▸ EXERCISE TASK
Extract, from the listing that follows, each line containing the word "icon".

▸ MATERIAL TO PROCESS
## start

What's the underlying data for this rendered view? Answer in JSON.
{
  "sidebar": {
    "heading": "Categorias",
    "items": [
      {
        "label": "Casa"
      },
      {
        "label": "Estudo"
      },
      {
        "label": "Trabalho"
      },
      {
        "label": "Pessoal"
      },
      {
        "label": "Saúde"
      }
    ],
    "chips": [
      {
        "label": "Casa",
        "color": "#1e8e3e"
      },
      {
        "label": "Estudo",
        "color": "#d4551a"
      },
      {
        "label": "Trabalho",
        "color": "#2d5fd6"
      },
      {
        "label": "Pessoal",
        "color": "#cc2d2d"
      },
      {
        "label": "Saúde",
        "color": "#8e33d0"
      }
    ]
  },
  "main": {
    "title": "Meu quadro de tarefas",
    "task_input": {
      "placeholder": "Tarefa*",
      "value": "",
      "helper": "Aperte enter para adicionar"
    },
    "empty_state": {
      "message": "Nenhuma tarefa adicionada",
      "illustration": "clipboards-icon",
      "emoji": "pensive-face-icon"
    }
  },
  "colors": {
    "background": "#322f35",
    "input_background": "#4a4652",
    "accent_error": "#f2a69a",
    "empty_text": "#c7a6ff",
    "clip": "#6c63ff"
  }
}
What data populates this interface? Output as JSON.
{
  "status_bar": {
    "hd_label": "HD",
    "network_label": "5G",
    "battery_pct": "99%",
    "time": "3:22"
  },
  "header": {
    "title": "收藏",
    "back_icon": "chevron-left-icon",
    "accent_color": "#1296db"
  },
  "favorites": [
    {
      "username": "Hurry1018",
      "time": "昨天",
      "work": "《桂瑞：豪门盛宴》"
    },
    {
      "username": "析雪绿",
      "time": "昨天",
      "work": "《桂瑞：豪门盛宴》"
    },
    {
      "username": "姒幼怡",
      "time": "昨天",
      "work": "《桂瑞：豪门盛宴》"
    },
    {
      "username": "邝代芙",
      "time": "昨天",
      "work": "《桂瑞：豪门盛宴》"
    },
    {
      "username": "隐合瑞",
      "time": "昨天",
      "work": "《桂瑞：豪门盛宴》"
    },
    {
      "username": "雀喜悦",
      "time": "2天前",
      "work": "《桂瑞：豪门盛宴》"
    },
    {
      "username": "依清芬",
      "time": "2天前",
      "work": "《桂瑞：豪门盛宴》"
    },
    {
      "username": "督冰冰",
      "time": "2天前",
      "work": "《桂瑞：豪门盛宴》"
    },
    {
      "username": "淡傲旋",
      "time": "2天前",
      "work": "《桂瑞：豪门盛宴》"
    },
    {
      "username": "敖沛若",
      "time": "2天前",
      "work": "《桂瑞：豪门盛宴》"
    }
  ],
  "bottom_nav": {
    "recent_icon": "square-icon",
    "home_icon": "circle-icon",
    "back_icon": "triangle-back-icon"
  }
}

## end

▸ SOLVED PROBLEM
      "illustration": "clipboards-icon",
      "emoji": "pensive-face-icon"
    "back_icon": "chevron-left-icon",
    "recent_icon": "square-icon",
    "home_icon": "circle-icon",
    "back_icon": "triangle-back-icon"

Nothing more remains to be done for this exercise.